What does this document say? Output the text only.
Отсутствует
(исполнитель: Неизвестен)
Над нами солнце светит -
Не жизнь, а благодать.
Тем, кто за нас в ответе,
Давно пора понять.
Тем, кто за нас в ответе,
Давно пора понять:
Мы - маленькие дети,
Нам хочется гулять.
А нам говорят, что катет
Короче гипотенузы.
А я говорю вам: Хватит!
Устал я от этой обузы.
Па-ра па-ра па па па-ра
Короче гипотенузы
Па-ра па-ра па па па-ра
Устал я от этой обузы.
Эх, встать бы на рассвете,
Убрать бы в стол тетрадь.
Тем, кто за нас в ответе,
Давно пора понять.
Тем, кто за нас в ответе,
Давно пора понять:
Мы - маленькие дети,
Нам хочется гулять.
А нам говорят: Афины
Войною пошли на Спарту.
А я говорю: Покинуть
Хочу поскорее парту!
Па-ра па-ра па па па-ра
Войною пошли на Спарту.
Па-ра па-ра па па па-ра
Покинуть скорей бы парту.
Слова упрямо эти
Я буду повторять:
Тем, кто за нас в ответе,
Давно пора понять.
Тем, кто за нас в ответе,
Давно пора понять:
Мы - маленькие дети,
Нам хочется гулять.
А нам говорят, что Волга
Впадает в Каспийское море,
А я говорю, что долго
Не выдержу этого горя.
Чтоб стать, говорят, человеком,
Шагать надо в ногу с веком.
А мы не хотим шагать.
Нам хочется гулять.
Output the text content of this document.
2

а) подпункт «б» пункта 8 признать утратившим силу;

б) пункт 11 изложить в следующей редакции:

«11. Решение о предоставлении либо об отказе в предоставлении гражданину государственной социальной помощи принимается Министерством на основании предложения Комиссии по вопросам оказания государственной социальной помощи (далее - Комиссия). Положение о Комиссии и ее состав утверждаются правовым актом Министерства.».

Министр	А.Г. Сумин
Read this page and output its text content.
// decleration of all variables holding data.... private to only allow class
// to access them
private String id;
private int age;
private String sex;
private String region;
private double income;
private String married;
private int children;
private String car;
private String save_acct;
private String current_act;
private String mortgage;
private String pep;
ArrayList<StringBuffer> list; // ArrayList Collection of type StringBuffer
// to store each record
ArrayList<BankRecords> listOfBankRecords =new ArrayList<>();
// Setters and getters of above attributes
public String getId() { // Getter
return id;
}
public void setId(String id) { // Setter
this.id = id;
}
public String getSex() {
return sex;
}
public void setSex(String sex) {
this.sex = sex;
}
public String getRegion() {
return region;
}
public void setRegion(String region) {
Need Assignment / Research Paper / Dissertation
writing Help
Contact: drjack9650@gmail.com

————————

▸ PROBLEM
Your task is to retype all of the records exactly.

▸ EXERCISE SOLUTION
What does this document say? Output the text only.
Отсутствует
(исполнитель: Неизвестен)
Над нами солнце светит -
Не жизнь, а благодать.
Тем, кто за нас в ответе,
Давно пора понять.
Тем, кто за нас в ответе,
Давно пора понять:
Мы - маленькие дети,
Нам хочется гулять.
А нам говорят, что катет
Короче гипотенузы.
А я говорю вам: Хватит!
Устал я от этой обузы.
Па-ра па-ра па па па-ра
Короче гипотенузы
Па-ра па-ра па па па-ра
Устал я от этой обузы.
Эх, встать бы на рассвете,
Убрать бы в стол тетрадь.
Тем, кто за нас в ответе,
Давно пора понять.
Тем, кто за нас в ответе,
Давно пора понять:
Мы - маленькие дети,
Нам хочется гулять.
А нам говорят: Афины
Войною пошли на Спарту.
А я говорю: Покинуть
Хочу поскорее парту!
Па-ра па-ра па па па-ра
Войною пошли на Спарту.
Па-ра па-ра па па па-ра
Покинуть скорей бы парту.
Слова упрямо эти
Я буду повторять:
Тем, кто за нас в ответе,
Давно пора понять.
Тем, кто за нас в ответе,
Давно пора понять:
Мы - маленькие дети,
Нам хочется гулять.
А нам говорят, что Волга
Впадает в Каспийское море,
А я говорю, что долго
Не выдержу этого горя.
Чтоб стать, говорят, человеком,
Шагать надо в ногу с веком.
А мы не хотим шагать.
Нам хочется гулять.
Output the text content of this document.
2

а) подпункт «б» пункта 8 признать утратившим силу;

б) пункт 11 изложить в следующей редакции:

«11. Решение о предоставлении либо об отказе в предоставлении гражданину государственной социальной помощи принимается Министерством на основании предложения Комиссии по вопросам оказания государственной социальной помощи (далее - Комиссия). Положение о Комиссии и ее состав утверждаются правовым актом Министерства.».

Министр	А.Г. Сумин
Read this page and output its text content.
// decleration of all variables holding data.... private to only allow class
// to access them
private String id;
private int age;
private String sex;
private String region;
private double income;
private String married;
private int children;
private String car;
private String save_acct;
private String current_act;
private String mortgage;
private String pep;
ArrayList<StringBuffer> list; // ArrayList Collection of type StringBuffer
// to store each record
ArrayList<BankRecords> listOfBankRecords =new ArrayList<>();
// Setters and getters of above attributes
public String getId() { // Getter
return id;
}
public void setId(String id) { // Setter
this.id = id;
}
public String getSex() {
return sex;
}
public void setSex(String sex) {
this.sex = sex;
}
public String getRegion() {
return region;
}
public void setRegion(String region) {
Need Assignment / Research Paper / Dissertation
writing Help
Contact: drjack9650@gmail.com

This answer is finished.